## PASSAGE FOR REVIEW
Lecture 7: Data Warehouses, Business Intelligence and Big Data Analytics Flashcards
What is a transaction processing system?
System that records data on fundamental operations occurring within the company
What is batch processing?
Data is stored in temporary storage and processed as a single unit at a specific time
What is online transaction processing?
Dta is processed immediately in real-time, current state of the system is always reflected
What is a ERP, CRM and SCM system?
Enterprise Resource Planning System: Integrates core functions of the company into homogenous system
Customer Relationship Management System: Integrates customer data to be used by various departments
Supply Chain Management System: Provides a holistic overview of value chain, including flow of raw materials
What are Operational Systems and Business Intelligence tools?
Operational systems: Represent the input side of databases, data warehouses and data marts
Business intelligence tools: More sophisticated analytics systems, represent the output side
What is online analytical processing?
- Transaction-level data stored in relational databases is aggregated and summarized
- Results of analysis are steroid in data cubes
- Data cubes structure results across multiple dimensions (Space, products, time)

## DATA FOR REVIEW
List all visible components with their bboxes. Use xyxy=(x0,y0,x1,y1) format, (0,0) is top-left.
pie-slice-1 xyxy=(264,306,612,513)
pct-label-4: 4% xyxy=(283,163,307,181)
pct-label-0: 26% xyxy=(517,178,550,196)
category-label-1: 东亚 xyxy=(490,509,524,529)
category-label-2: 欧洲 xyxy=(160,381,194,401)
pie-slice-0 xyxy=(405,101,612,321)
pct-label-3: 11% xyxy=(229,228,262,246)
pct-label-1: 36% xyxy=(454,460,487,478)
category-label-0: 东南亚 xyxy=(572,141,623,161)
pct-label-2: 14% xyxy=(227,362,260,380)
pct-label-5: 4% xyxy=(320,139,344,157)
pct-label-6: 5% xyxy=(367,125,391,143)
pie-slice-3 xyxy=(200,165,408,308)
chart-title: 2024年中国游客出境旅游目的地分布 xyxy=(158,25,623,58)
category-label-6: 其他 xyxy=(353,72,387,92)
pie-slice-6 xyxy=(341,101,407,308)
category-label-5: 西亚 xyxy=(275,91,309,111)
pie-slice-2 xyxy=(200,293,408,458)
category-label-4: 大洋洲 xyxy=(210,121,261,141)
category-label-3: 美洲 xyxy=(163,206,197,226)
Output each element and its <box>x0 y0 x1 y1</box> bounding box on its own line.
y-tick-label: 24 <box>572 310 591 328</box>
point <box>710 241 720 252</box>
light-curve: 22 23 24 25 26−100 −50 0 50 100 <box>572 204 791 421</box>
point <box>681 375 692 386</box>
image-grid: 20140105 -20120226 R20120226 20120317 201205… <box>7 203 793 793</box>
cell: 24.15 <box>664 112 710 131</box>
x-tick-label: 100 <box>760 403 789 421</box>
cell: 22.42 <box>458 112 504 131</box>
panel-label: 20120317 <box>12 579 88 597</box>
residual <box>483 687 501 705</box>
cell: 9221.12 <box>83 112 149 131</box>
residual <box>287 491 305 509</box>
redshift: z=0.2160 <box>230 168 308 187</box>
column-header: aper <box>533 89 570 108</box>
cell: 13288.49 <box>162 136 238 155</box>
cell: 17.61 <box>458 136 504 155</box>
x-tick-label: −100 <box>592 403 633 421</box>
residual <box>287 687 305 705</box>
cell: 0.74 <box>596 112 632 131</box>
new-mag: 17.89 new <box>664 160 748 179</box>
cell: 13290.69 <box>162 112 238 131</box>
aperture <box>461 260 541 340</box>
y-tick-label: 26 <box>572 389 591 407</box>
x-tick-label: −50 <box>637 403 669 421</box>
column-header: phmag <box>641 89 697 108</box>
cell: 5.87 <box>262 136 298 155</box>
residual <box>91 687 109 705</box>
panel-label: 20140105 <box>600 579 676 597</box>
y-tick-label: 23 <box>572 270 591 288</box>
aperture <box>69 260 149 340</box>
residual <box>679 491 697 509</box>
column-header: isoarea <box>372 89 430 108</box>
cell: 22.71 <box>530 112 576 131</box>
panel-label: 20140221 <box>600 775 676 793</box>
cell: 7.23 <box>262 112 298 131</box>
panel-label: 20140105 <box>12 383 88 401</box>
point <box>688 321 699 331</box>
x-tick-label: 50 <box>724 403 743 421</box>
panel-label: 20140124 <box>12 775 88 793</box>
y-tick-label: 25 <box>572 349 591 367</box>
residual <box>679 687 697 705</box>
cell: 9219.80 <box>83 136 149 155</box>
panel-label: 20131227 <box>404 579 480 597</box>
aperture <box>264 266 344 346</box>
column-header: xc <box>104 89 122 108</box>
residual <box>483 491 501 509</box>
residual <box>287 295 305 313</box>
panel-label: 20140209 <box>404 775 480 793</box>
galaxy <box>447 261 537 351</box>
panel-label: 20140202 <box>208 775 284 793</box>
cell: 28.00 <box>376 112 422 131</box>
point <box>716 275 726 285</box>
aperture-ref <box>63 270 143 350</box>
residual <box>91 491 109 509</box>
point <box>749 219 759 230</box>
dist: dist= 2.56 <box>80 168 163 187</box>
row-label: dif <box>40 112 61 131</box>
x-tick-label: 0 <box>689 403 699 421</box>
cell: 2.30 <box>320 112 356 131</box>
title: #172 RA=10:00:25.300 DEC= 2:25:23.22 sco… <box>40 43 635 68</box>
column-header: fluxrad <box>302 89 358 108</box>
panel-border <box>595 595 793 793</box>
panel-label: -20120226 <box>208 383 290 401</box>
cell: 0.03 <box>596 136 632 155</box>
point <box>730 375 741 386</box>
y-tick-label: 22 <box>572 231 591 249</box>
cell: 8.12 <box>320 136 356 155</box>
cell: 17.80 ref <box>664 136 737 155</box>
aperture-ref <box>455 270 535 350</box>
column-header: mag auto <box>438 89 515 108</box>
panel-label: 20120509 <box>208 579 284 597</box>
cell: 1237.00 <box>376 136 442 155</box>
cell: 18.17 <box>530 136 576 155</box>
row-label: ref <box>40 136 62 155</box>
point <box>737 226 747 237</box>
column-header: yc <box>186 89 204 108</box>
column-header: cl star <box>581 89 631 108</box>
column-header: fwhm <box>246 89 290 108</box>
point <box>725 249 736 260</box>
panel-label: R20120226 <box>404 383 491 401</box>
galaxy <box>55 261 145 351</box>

## TASK OBJECTIVE
From the flashcards on data warehouses and business intelligence above, write out word for word the part that begins at the words "Enterprise Resource Planning" and stops after "(Space, products, time)".

## EXERCISE RESULT
Enterprise Resource Planning System: Integrates core functions of the company into homogenous system
Customer Relationship Management System: Integrates customer data to be used by various departments
Supply Chain Management System: Provides a holistic overview of value chain, including flow of raw materials
What are Operational Systems and Business Intelligence tools?
Operational systems: Represent the input side of databases, data warehouses and data marts
Business intelligence tools: More sophisticated analytics systems, represent the output side
What is online analytical processing?
- Transaction-level data stored in relational databases is aggregated and summarized
- Results of analysis are steroid in data cubes
- Data cubes structure results across multiple dimensions (Space, products, time)